Stored data
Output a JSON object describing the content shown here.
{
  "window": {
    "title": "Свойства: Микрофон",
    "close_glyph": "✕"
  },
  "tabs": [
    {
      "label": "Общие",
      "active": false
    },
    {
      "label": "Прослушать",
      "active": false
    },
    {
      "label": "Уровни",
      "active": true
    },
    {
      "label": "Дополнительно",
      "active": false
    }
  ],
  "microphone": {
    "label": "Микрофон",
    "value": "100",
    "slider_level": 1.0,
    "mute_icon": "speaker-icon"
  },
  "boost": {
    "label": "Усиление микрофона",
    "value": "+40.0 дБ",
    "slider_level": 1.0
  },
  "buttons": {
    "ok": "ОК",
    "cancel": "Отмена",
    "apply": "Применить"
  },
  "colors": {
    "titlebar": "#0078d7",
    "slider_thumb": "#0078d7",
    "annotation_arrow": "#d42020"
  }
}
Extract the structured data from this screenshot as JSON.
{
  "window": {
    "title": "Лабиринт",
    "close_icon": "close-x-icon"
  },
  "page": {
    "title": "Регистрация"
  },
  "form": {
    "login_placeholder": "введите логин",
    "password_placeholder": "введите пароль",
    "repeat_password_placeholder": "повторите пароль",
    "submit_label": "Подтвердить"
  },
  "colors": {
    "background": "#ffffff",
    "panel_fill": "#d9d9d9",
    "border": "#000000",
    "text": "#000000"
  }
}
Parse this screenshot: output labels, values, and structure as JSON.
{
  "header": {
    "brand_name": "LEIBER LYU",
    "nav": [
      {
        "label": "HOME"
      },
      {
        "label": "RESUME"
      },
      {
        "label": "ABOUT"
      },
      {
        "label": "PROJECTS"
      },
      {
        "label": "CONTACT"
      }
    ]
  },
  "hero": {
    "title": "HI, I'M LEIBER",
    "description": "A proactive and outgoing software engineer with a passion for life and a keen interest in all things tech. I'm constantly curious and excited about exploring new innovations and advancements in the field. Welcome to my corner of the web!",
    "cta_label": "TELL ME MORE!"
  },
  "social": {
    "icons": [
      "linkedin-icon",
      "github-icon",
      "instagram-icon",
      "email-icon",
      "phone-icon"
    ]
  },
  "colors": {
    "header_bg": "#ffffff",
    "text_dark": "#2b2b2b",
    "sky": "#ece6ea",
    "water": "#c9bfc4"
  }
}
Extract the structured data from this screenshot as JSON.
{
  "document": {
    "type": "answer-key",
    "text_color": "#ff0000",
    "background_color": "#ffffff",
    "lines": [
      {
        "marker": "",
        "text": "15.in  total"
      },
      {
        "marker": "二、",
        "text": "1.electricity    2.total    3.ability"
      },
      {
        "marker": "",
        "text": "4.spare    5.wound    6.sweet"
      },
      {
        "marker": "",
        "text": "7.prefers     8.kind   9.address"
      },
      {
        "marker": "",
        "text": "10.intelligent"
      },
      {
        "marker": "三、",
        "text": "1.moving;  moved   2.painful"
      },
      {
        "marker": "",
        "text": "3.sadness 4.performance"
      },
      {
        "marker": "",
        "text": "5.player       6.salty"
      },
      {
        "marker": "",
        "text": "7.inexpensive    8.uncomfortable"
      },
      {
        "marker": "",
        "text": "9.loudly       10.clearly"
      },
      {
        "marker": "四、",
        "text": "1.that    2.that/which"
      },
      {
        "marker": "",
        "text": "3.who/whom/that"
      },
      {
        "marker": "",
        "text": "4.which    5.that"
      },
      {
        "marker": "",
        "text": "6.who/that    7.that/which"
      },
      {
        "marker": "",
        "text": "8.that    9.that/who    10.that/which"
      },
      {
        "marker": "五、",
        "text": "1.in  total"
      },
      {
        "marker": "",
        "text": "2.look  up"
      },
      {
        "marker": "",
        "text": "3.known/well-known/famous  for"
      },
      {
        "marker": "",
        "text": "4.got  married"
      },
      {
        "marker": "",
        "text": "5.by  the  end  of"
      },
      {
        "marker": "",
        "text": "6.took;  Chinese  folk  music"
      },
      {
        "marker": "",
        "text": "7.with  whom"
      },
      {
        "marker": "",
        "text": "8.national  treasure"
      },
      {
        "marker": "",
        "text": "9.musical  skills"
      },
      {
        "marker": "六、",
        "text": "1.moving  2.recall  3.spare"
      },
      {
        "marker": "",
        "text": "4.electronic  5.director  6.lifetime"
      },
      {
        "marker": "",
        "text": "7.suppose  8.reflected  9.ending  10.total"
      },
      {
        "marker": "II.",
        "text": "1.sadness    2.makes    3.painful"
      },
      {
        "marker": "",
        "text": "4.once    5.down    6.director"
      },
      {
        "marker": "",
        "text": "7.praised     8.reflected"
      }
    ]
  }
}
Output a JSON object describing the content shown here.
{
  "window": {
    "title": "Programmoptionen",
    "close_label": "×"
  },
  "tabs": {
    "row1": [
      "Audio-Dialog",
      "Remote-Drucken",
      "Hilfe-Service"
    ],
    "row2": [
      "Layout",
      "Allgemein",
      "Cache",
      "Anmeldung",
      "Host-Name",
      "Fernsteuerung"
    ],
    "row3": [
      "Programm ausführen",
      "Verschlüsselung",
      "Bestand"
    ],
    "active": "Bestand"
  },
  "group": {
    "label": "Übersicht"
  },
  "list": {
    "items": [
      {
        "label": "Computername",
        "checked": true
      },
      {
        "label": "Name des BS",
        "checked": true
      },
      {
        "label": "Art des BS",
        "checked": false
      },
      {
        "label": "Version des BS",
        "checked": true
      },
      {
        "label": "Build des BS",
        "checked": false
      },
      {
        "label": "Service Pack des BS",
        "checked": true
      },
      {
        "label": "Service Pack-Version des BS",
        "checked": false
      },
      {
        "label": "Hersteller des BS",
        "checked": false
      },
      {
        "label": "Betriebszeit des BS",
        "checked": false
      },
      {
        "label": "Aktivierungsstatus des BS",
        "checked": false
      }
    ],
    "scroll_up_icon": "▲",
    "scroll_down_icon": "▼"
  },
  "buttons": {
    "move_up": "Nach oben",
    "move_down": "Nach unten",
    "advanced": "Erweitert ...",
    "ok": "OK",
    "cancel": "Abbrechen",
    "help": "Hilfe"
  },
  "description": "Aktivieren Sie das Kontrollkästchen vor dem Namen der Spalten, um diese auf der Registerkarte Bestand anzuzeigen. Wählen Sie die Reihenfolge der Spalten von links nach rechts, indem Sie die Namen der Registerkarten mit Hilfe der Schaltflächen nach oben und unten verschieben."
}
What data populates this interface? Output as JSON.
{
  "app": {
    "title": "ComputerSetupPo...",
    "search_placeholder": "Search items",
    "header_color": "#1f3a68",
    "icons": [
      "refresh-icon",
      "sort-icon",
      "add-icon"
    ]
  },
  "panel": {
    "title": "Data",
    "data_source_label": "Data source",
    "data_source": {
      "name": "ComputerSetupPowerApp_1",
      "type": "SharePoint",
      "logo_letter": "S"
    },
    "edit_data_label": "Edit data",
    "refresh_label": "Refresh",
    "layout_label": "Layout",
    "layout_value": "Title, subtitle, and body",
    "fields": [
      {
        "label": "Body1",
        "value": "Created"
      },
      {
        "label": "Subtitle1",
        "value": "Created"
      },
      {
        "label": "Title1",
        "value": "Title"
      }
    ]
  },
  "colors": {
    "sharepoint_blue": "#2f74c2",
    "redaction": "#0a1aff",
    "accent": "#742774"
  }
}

#### What you need to do
Exactly as written, please output every entry.

#### The output
Output a JSON object describing the content shown here.
{
  "window": {
    "title": "Свойства: Микрофон",
    "close_glyph": "✕"
  },
  "tabs": [
    {
      "label": "Общие",
      "active": false
    },
    {
      "label": "Прослушать",
      "active": false
    },
    {
      "label": "Уровни",
      "active": true
    },
    {
      "label": "Дополнительно",
      "active": false
    }
  ],
  "microphone": {
    "label": "Микрофон",
    "value": "100",
    "slider_level": 1.0,
    "mute_icon": "speaker-icon"
  },
  "boost": {
    "label": "Усиление микрофона",
    "value": "+40.0 дБ",
    "slider_level": 1.0
  },
  "buttons": {
    "ok": "ОК",
    "cancel": "Отмена",
    "apply": "Применить"
  },
  "colors": {
    "titlebar": "#0078d7",
    "slider_thumb": "#0078d7",
    "annotation_arrow": "#d42020"
  }
}
Extract the structured data from this screenshot as JSON.
{
  "window": {
    "title": "Лабиринт",
    "close_icon": "close-x-icon"
  },
  "page": {
    "title": "Регистрация"
  },
  "form": {
    "login_placeholder": "введите логин",
    "password_placeholder": "введите пароль",
    "repeat_password_placeholder": "повторите пароль",
    "submit_label": "Подтвердить"
  },
  "colors": {
    "background": "#ffffff",
    "panel_fill": "#d9d9d9",
    "border": "#000000",
    "text": "#000000"
  }
}
Parse this screenshot: output labels, values, and structure as JSON.
{
  "header": {
    "brand_name": "LEIBER LYU",
    "nav": [
      {
        "label": "HOME"
      },
      {
        "label": "RESUME"
      },
      {
        "label": "ABOUT"
      },
      {
        "label": "PROJECTS"
      },
      {
        "label": "CONTACT"
      }
    ]
  },
  "hero": {
    "title": "HI, I'M LEIBER",
    "description": "A proactive and outgoing software engineer with a passion for life and a keen interest in all things tech. I'm constantly curious and excited about exploring new innovations and advancements in the field. Welcome to my corner of the web!",
    "cta_label": "TELL ME MORE!"
  },
  "social": {
    "icons": [
      "linkedin-icon",
      "github-icon",
      "instagram-icon",
      "email-icon",
      "phone-icon"
    ]
  },
  "colors": {
    "header_bg": "#ffffff",
    "text_dark": "#2b2b2b",
    "sky": "#ece6ea",
    "water": "#c9bfc4"
  }
}
Extract the structured data from this screenshot as JSON.
{
  "document": {
    "type": "answer-key",
    "text_color": "#ff0000",
    "background_color": "#ffffff",
    "lines": [
      {
        "marker": "",
        "text": "15.in  total"
      },
      {
        "marker": "二、",
        "text": "1.electricity    2.total    3.ability"
      },
      {
        "marker": "",
        "text": "4.spare    5.wound    6.sweet"
      },
      {
        "marker": "",
        "text": "7.prefers     8.kind   9.address"
      },
      {
        "marker": "",
        "text": "10.intelligent"
      },
      {
        "marker": "三、",
        "text": "1.moving;  moved   2.painful"
      },
      {
        "marker": "",
        "text": "3.sadness 4.performance"
      },
      {
        "marker": "",
        "text": "5.player       6.salty"
      },
      {
        "marker": "",
        "text": "7.inexpensive    8.uncomfortable"
      },
      {
        "marker": "",
        "text": "9.loudly       10.clearly"
      },
      {
        "marker": "四、",
        "text": "1.that    2.that/which"
      },
      {
        "marker": "",
        "text": "3.who/whom/that"
      },
      {
        "marker": "",
        "text": "4.which    5.that"
      },
      {
        "marker": "",
        "text": "6.who/that    7.that/which"
      },
      {
        "marker": "",
        "text": "8.that    9.that/who    10.that/which"
      },
      {
        "marker": "五、",
        "text": "1.in  total"
      },
      {
        "marker": "",
        "text": "2.look  up"
      },
      {
        "marker": "",
        "text": "3.known/well-known/famous  for"
      },
      {
        "marker": "",
        "text": "4.got  married"
      },
      {
        "marker": "",
        "text": "5.by  the  end  of"
      },
      {
        "marker": "",
        "text": "6.took;  Chinese  folk  music"
      },
      {
        "marker": "",
        "text": "7.with  whom"
      },
      {
        "marker": "",
        "text": "8.national  treasure"
      },
      {
        "marker": "",
        "text": "9.musical  skills"
      },
      {
        "marker": "六、",
        "text": "1.moving  2.recall  3.spare"
      },
      {
        "marker": "",
        "text": "4.electronic  5.director  6.lifetime"
      },
      {
        "marker": "",
        "text": "7.suppose  8.reflected  9.ending  10.total"
      },
      {
        "marker": "II.",
        "text": "1.sadness    2.makes    3.painful"
      },
      {
        "marker": "",
        "text": "4.once    5.down    6.director"
      },
      {
        "marker": "",
        "text": "7.praised     8.reflected"
      }
    ]
  }
}
Output a JSON object describing the content shown here.
{
  "window": {
    "title": "Programmoptionen",
    "close_label": "×"
  },
  "tabs": {
    "row1": [
      "Audio-Dialog",
      "Remote-Drucken",
      "Hilfe-Service"
    ],
    "row2": [
      "Layout",
      "Allgemein",
      "Cache",
      "Anmeldung",
      "Host-Name",
      "Fernsteuerung"
    ],
    "row3": [
      "Programm ausführen",
      "Verschlüsselung",
      "Bestand"
    ],
    "active": "Bestand"
  },
  "group": {
    "label": "Übersicht"
  },
  "list": {
    "items": [
      {
        "label": "Computername",
        "checked": true
      },
      {
        "label": "Name des BS",
        "checked": true
      },
      {
        "label": "Art des BS",
        "checked": false
      },
      {
        "label": "Version des BS",
        "checked": true
      },
      {
        "label": "Build des BS",
        "checked": false
      },
      {
        "label": "Service Pack des BS",
        "checked": true
      },
      {
        "label": "Service Pack-Version des BS",
        "checked": false
      },
      {
        "label": "Hersteller des BS",
        "checked": false
      },
      {
        "label": "Betriebszeit des BS",
        "checked": false
      },
      {
        "label": "Aktivierungsstatus des BS",
        "checked": false
      }
    ],
    "scroll_up_icon": "▲",
    "scroll_down_icon": "▼"
  },
  "buttons": {
    "move_up": "Nach oben",
    "move_down": "Nach unten",
    "advanced": "Erweitert ...",
    "ok": "OK",
    "cancel": "Abbrechen",
    "help": "Hilfe"
  },
  "description": "Aktivieren Sie das Kontrollkästchen vor dem Namen der Spalten, um diese auf der Registerkarte Bestand anzuzeigen. Wählen Sie die Reihenfolge der Spalten von links nach rechts, indem Sie die Namen der Registerkarten mit Hilfe der Schaltflächen nach oben und unten verschieben."
}
What data populates this interface? Output as JSON.
{
  "app": {
    "title": "ComputerSetupPo...",
    "search_placeholder": "Search items",
    "header_color": "#1f3a68",
    "icons": [
      "refresh-icon",
      "sort-icon",
      "add-icon"
    ]
  },
  "panel": {
    "title": "Data",
    "data_source_label": "Data source",
    "data_source": {
      "name": "ComputerSetupPowerApp_1",
      "type": "SharePoint",
      "logo_letter": "S"
    },
    "edit_data_label": "Edit data",
    "refresh_label": "Refresh",
    "layout_label": "Layout",
    "layout_value": "Title, subtitle, and body",
    "fields": [
      {
        "label": "Body1",
        "value": "Created"
      },
      {
        "label": "Subtitle1",
        "value": "Created"
      },
      {
        "label": "Title1",
        "value": "Title"
      }
    ]
  },
  "colors": {
    "sharepoint_blue": "#2f74c2",
    "redaction": "#0a1aff",
    "accent": "#742774"
  }
}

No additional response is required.